[DATA TO USE]
—————

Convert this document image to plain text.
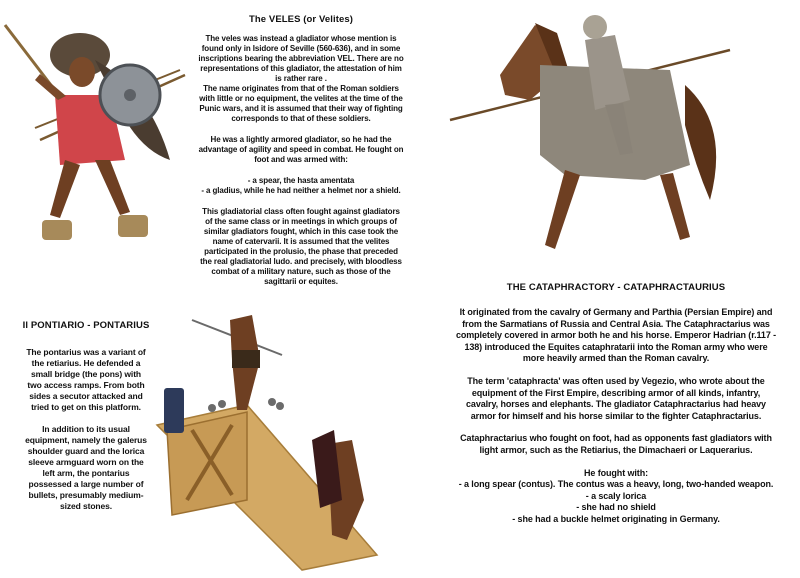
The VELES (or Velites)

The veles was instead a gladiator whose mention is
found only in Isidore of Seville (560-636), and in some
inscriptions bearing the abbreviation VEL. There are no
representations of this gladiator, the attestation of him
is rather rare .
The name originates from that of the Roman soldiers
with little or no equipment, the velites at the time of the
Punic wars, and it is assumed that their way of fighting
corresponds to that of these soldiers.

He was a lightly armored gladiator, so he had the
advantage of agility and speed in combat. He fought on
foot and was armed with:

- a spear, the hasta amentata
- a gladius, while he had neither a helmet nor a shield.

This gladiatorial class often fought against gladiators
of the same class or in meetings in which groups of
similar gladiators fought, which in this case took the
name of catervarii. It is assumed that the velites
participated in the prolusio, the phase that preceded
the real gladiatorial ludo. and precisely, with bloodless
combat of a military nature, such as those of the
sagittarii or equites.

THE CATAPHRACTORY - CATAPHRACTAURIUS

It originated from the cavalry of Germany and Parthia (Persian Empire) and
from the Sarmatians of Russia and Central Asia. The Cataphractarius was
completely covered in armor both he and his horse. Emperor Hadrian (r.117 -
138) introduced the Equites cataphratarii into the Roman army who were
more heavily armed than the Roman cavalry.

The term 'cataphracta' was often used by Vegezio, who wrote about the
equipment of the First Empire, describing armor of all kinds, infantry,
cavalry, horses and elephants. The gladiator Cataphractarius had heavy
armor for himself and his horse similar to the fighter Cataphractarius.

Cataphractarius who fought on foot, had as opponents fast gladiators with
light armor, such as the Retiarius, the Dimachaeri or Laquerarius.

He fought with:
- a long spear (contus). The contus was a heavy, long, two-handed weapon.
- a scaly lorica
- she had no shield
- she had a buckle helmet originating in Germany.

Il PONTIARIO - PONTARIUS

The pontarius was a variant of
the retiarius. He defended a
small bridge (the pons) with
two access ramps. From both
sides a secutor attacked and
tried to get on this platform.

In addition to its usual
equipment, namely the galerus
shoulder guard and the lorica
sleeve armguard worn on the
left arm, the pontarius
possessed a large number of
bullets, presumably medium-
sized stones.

—————

[INSTRUCTION] Show each line in the entries that holds the string "Germany".

[WRITTEN REPLY]
It originated from the cavalry of Germany and Parthia (Persian Empire) and
- she had a buckle helmet originating in Germany.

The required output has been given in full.